● WHAT YOU NEED TO DO:
Print all of the data exactly.

● TASK MATERIAL:
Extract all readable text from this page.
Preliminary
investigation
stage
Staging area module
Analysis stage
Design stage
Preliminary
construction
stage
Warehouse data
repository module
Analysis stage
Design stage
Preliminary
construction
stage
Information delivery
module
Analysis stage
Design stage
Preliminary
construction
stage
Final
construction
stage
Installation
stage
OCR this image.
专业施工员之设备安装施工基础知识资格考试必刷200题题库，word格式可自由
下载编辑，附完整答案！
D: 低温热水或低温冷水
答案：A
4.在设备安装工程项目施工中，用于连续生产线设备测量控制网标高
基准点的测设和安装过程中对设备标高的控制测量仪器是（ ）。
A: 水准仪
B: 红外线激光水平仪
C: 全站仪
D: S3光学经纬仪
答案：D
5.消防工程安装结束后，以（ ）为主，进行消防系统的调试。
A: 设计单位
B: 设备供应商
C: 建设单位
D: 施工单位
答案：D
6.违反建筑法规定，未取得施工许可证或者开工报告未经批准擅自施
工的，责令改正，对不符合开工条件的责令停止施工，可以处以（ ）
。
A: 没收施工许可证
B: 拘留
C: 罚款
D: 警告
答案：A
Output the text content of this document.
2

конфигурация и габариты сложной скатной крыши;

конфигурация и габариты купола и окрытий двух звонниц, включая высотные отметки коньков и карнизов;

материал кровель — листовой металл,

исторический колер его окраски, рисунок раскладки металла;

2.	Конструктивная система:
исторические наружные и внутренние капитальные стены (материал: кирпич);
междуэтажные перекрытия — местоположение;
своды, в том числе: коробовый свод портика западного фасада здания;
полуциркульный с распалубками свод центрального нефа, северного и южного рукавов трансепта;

● SOLVED EXERCISE:
Extract all readable text from this page.
Preliminary
investigation
stage
Staging area module
Analysis stage
Design stage
Preliminary
construction
stage
Warehouse data
repository module
Analysis stage
Design stage
Preliminary
construction
stage
Information delivery
module
Analysis stage
Design stage
Preliminary
construction
stage
Final
construction
stage
Installation
stage
OCR this image.
专业施工员之设备安装施工基础知识资格考试必刷200题题库，word格式可自由
下载编辑，附完整答案！
D: 低温热水或低温冷水
答案：A
4.在设备安装工程项目施工中，用于连续生产线设备测量控制网标高
基准点的测设和安装过程中对设备标高的控制测量仪器是（ ）。
A: 水准仪
B: 红外线激光水平仪
C: 全站仪
D: S3光学经纬仪
答案：D
5.消防工程安装结束后，以（ ）为主，进行消防系统的调试。
A: 设计单位
B: 设备供应商
C: 建设单位
D: 施工单位
答案：D
6.违反建筑法规定，未取得施工许可证或者开工报告未经批准擅自施
工的，责令改正，对不符合开工条件的责令停止施工，可以处以（ ）
。
A: 没收施工许可证
B: 拘留
C: 罚款
D: 警告
答案：A
Output the text content of this document.
2

конфигурация и габариты сложной скатной крыши;

конфигурация и габариты купола и окрытий двух звонниц, включая высотные отметки коньков и карнизов;

материал кровель — листовой металл,

исторический колер его окраски, рисунок раскладки металла;

2.	Конструктивная система:
исторические наружные и внутренние капитальные стены (материал: кирпич);
междуэтажные перекрытия — местоположение;
своды, в том числе: коробовый свод портика западного фасада здания;
полуциркульный с распалубками свод центрального нефа, северного и южного рукавов трансепта;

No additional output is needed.